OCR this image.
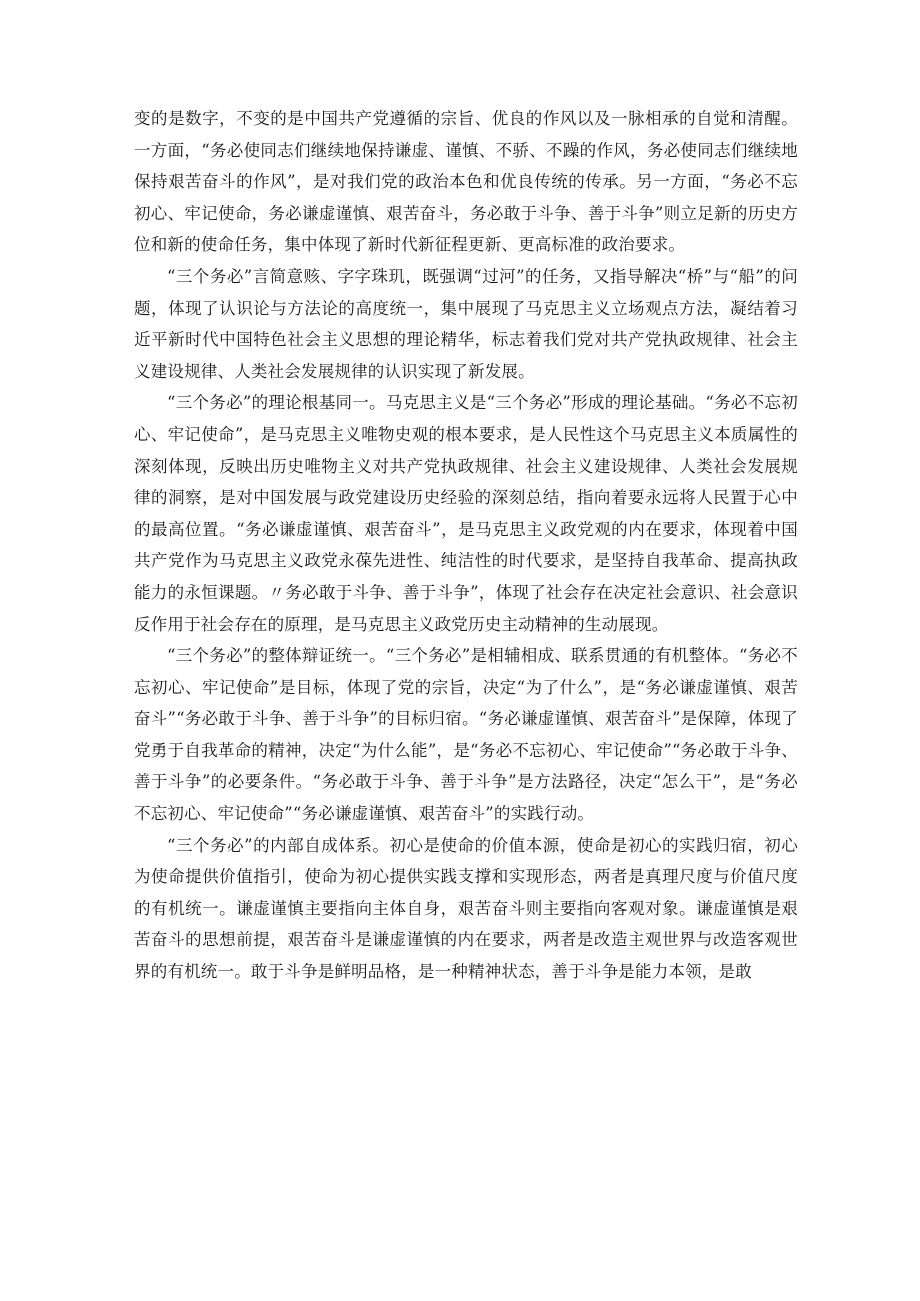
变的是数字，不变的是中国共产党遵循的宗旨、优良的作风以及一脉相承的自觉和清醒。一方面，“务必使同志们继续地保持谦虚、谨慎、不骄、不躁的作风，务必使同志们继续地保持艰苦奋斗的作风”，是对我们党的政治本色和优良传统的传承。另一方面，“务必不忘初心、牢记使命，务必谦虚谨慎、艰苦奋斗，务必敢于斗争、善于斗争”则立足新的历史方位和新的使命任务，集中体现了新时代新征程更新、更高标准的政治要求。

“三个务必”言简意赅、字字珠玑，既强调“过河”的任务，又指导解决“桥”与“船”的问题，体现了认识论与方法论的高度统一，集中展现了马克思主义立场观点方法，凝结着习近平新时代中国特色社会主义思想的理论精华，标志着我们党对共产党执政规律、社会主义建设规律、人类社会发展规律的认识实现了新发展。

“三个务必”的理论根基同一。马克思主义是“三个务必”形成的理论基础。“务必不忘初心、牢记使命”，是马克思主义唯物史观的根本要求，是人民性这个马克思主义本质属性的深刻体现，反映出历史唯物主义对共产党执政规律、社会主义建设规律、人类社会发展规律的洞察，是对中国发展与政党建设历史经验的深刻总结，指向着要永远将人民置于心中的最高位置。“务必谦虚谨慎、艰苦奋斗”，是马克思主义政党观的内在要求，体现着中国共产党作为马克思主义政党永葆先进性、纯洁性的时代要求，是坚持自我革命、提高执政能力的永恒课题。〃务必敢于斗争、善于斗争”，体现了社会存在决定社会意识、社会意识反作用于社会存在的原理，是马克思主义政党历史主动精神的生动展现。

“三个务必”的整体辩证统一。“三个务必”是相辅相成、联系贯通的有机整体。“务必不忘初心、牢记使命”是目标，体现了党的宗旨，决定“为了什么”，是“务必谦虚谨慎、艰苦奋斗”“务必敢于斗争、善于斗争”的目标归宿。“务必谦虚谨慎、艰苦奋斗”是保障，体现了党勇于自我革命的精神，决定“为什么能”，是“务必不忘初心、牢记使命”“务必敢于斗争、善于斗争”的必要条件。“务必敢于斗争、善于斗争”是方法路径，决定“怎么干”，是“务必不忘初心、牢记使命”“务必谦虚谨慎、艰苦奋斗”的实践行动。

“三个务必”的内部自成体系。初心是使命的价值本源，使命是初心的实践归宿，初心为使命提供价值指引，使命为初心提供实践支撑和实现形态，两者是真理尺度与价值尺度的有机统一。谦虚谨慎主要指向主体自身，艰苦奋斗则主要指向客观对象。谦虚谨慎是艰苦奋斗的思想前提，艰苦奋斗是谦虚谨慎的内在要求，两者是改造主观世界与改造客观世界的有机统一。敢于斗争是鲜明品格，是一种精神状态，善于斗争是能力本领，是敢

* * * *

- **Set task**
All of the lines above should be retyped precisely, apart from the pictures.

- **Answer for the task**
OCR this image.
变的是数字，不变的是中国共产党遵循的宗旨、优良的作风以及一脉相承的自觉和清醒。一方面，“务必使同志们继续地保持谦虚、谨慎、不骄、不躁的作风，务必使同志们继续地保持艰苦奋斗的作风”，是对我们党的政治本色和优良传统的传承。另一方面，“务必不忘初心、牢记使命，务必谦虚谨慎、艰苦奋斗，务必敢于斗争、善于斗争”则立足新的历史方位和新的使命任务，集中体现了新时代新征程更新、更高标准的政治要求。

“三个务必”言简意赅、字字珠玑，既强调“过河”的任务，又指导解决“桥”与“船”的问题，体现了认识论与方法论的高度统一，集中展现了马克思主义立场观点方法，凝结着习近平新时代中国特色社会主义思想的理论精华，标志着我们党对共产党执政规律、社会主义建设规律、人类社会发展规律的认识实现了新发展。

“三个务必”的理论根基同一。马克思主义是“三个务必”形成的理论基础。“务必不忘初心、牢记使命”，是马克思主义唯物史观的根本要求，是人民性这个马克思主义本质属性的深刻体现，反映出历史唯物主义对共产党执政规律、社会主义建设规律、人类社会发展规律的洞察，是对中国发展与政党建设历史经验的深刻总结，指向着要永远将人民置于心中的最高位置。“务必谦虚谨慎、艰苦奋斗”，是马克思主义政党观的内在要求，体现着中国共产党作为马克思主义政党永葆先进性、纯洁性的时代要求，是坚持自我革命、提高执政能力的永恒课题。〃务必敢于斗争、善于斗争”，体现了社会存在决定社会意识、社会意识反作用于社会存在的原理，是马克思主义政党历史主动精神的生动展现。

“三个务必”的整体辩证统一。“三个务必”是相辅相成、联系贯通的有机整体。“务必不忘初心、牢记使命”是目标，体现了党的宗旨，决定“为了什么”，是“务必谦虚谨慎、艰苦奋斗”“务必敢于斗争、善于斗争”的目标归宿。“务必谦虚谨慎、艰苦奋斗”是保障，体现了党勇于自我革命的精神，决定“为什么能”，是“务必不忘初心、牢记使命”“务必敢于斗争、善于斗争”的必要条件。“务必敢于斗争、善于斗争”是方法路径，决定“怎么干”，是“务必不忘初心、牢记使命”“务必谦虚谨慎、艰苦奋斗”的实践行动。

“三个务必”的内部自成体系。初心是使命的价值本源，使命是初心的实践归宿，初心为使命提供价值指引，使命为初心提供实践支撑和实现形态，两者是真理尺度与价值尺度的有机统一。谦虚谨慎主要指向主体自身，艰苦奋斗则主要指向客观对象。谦虚谨慎是艰苦奋斗的思想前提，艰苦奋斗是谦虚谨慎的内在要求，两者是改造主观世界与改造客观世界的有机统一。敢于斗争是鲜明品格，是一种精神状态，善于斗争是能力本领，是敢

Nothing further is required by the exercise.